Set exercise: Output every record below exactly as it appears.

[Stored entries]
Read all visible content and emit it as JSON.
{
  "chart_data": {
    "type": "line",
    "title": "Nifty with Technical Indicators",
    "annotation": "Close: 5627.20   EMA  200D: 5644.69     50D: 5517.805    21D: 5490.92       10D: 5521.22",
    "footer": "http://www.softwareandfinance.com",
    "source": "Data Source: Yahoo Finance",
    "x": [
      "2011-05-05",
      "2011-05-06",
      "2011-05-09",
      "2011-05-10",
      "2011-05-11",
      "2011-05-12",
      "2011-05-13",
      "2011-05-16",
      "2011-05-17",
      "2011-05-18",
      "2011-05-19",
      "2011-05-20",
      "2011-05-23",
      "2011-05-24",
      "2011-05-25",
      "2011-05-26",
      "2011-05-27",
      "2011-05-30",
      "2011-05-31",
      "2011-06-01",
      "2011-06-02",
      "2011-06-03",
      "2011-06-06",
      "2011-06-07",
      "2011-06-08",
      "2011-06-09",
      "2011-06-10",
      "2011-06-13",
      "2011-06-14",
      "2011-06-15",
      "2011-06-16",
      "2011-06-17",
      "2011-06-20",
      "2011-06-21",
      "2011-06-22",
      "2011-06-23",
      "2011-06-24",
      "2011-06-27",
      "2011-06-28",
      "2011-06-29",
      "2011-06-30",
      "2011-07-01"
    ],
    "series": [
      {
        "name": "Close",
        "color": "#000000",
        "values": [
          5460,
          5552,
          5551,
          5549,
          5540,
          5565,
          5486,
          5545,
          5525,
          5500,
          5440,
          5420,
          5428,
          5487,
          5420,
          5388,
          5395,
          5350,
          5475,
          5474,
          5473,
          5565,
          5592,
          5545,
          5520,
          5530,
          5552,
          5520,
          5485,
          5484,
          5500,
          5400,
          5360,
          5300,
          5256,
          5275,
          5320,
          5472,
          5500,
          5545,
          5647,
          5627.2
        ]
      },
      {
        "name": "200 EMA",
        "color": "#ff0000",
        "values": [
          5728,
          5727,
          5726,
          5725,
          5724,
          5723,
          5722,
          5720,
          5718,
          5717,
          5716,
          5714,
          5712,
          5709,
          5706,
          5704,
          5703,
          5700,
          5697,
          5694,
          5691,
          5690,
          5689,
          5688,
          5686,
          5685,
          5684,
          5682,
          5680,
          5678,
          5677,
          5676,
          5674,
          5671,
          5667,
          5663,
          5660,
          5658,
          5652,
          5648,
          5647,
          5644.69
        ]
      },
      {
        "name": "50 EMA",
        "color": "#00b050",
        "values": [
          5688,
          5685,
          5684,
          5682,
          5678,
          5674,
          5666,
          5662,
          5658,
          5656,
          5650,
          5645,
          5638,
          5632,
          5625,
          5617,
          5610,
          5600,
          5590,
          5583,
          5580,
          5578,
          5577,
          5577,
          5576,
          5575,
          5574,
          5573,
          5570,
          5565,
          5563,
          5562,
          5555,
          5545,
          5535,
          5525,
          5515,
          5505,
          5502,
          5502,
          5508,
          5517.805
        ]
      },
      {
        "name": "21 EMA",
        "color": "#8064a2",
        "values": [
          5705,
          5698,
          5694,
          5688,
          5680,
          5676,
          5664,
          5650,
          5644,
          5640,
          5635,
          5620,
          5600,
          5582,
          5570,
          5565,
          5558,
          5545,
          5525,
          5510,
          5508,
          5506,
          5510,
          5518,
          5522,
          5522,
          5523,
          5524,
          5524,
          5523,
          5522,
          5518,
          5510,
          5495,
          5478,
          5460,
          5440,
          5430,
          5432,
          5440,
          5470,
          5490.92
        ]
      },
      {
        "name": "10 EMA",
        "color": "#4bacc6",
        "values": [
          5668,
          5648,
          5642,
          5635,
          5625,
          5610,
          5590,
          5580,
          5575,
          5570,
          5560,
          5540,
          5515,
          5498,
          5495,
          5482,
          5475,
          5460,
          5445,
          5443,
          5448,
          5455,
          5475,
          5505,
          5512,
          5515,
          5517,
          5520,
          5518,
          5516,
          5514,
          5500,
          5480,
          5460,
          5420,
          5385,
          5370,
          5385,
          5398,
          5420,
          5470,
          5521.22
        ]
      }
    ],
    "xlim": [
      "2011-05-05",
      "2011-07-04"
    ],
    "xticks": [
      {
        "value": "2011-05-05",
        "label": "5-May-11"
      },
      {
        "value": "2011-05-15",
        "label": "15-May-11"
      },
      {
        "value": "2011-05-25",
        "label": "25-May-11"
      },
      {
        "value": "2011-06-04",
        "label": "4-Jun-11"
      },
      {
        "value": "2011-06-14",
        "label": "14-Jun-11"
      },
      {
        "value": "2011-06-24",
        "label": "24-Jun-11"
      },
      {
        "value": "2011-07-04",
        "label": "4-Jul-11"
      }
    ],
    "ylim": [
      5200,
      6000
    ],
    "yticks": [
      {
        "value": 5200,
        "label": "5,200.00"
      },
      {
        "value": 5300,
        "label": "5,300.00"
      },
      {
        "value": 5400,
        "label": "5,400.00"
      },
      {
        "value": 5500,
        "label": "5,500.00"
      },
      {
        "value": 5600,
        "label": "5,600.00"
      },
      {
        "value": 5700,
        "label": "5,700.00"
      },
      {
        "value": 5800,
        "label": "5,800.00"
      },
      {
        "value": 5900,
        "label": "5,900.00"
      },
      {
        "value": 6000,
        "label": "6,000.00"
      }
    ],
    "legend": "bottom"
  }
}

Task output:
Read all visible content and emit it as JSON.
{
  "chart_data": {
    "type": "line",
    "title": "Nifty with Technical Indicators",
    "annotation": "Close: 5627.20   EMA  200D: 5644.69     50D: 5517.805    21D: 5490.92       10D: 5521.22",
    "footer": "http://www.softwareandfinance.com",
    "source": "Data Source: Yahoo Finance",
    "x": [
      "2011-05-05",
      "2011-05-06",
      "2011-05-09",
      "2011-05-10",
      "2011-05-11",
      "2011-05-12",
      "2011-05-13",
      "2011-05-16",
      "2011-05-17",
      "2011-05-18",
      "2011-05-19",
      "2011-05-20",
      "2011-05-23",
      "2011-05-24",
      "2011-05-25",
      "2011-05-26",
      "2011-05-27",
      "2011-05-30",
      "2011-05-31",
      "2011-06-01",
      "2011-06-02",
      "2011-06-03",
      "2011-06-06",
      "2011-06-07",
      "2011-06-08",
      "2011-06-09",
      "2011-06-10",
      "2011-06-13",
      "2011-06-14",
      "2011-06-15",
      "2011-06-16",
      "2011-06-17",
      "2011-06-20",
      "2011-06-21",
      "2011-06-22",
      "2011-06-23",
      "2011-06-24",
      "2011-06-27",
      "2011-06-28",
      "2011-06-29",
      "2011-06-30",
      "2011-07-01"
    ],
    "series": [
      {
        "name": "Close",
        "color": "#000000",
        "values": [
          5460,
          5552,
          5551,
          5549,
          5540,
          5565,
          5486,
          5545,
          5525,
          5500,
          5440,
          5420,
          5428,
          5487,
          5420,
          5388,
          5395,
          5350,
          5475,
          5474,
          5473,
          5565,
          5592,
          5545,
          5520,
          5530,
          5552,
          5520,
          5485,
          5484,
          5500,
          5400,
          5360,
          5300,
          5256,
          5275,
          5320,
          5472,
          5500,
          5545,
          5647,
          5627.2
        ]
      },
      {
        "name": "200 EMA",
        "color": "#ff0000",
        "values": [
          5728,
          5727,
          5726,
          5725,
          5724,
          5723,
          5722,
          5720,
          5718,
          5717,
          5716,
          5714,
          5712,
          5709,
          5706,
          5704,
          5703,
          5700,
          5697,
          5694,
          5691,
          5690,
          5689,
          5688,
          5686,
          5685,
          5684,
          5682,
          5680,
          5678,
          5677,
          5676,
          5674,
          5671,
          5667,
          5663,
          5660,
          5658,
          5652,
          5648,
          5647,
          5644.69
        ]
      },
      {
        "name": "50 EMA",
        "color": "#00b050",
        "values": [
          5688,
          5685,
          5684,
          5682,
          5678,
          5674,
          5666,
          5662,
          5658,
          5656,
          5650,
          5645,
          5638,
          5632,
          5625,
          5617,
          5610,
          5600,
          5590,
          5583,
          5580,
          5578,
          5577,
          5577,
          5576,
          5575,
          5574,
          5573,
          5570,
          5565,
          5563,
          5562,
          5555,
          5545,
          5535,
          5525,
          5515,
          5505,
          5502,
          5502,
          5508,
          5517.805
        ]
      },
      {
        "name": "21 EMA",
        "color": "#8064a2",
        "values": [
          5705,
          5698,
          5694,
          5688,
          5680,
          5676,
          5664,
          5650,
          5644,
          5640,
          5635,
          5620,
          5600,
          5582,
          5570,
          5565,
          5558,
          5545,
          5525,
          5510,
          5508,
          5506,
          5510,
          5518,
          5522,
          5522,
          5523,
          5524,
          5524,
          5523,
          5522,
          5518,
          5510,
          5495,
          5478,
          5460,
          5440,
          5430,
          5432,
          5440,
          5470,
          5490.92
        ]
      },
      {
        "name": "10 EMA",
        "color": "#4bacc6",
        "values": [
          5668,
          5648,
          5642,
          5635,
          5625,
          5610,
          5590,
          5580,
          5575,
          5570,
          5560,
          5540,
          5515,
          5498,
          5495,
          5482,
          5475,
          5460,
          5445,
          5443,
          5448,
          5455,
          5475,
          5505,
          5512,
          5515,
          5517,
          5520,
          5518,
          5516,
          5514,
          5500,
          5480,
          5460,
          5420,
          5385,
          5370,
          5385,
          5398,
          5420,
          5470,
          5521.22
        ]
      }
    ],
    "xlim": [
      "2011-05-05",
      "2011-07-04"
    ],
    "xticks": [
      {
        "value": "2011-05-05",
        "label": "5-May-11"
      },
      {
        "value": "2011-05-15",
        "label": "15-May-11"
      },
      {
        "value": "2011-05-25",
        "label": "25-May-11"
      },
      {
        "value": "2011-06-04",
        "label": "4-Jun-11"
      },
      {
        "value": "2011-06-14",
        "label": "14-Jun-11"
      },
      {
        "value": "2011-06-24",
        "label": "24-Jun-11"
      },
      {
        "value": "2011-07-04",
        "label": "4-Jul-11"
      }
    ],
    "ylim": [
      5200,
      6000
    ],
    "yticks": [
      {
        "value": 5200,
        "label": "5,200.00"
      },
      {
        "value": 5300,
        "label": "5,300.00"
      },
      {
        "value": 5400,
        "label": "5,400.00"
      },
      {
        "value": 5500,
        "label": "5,500.00"
      },
      {
        "value": 5600,
        "label": "5,600.00"
      },
      {
        "value": 5700,
        "label": "5,700.00"
      },
      {
        "value": 5800,
        "label": "5,800.00"
      },
      {
        "value": 5900,
        "label": "5,900.00"
      },
      {
        "value": 6000,
        "label": "6,000.00"
      }
    ],
    "legend": "bottom"
  }
}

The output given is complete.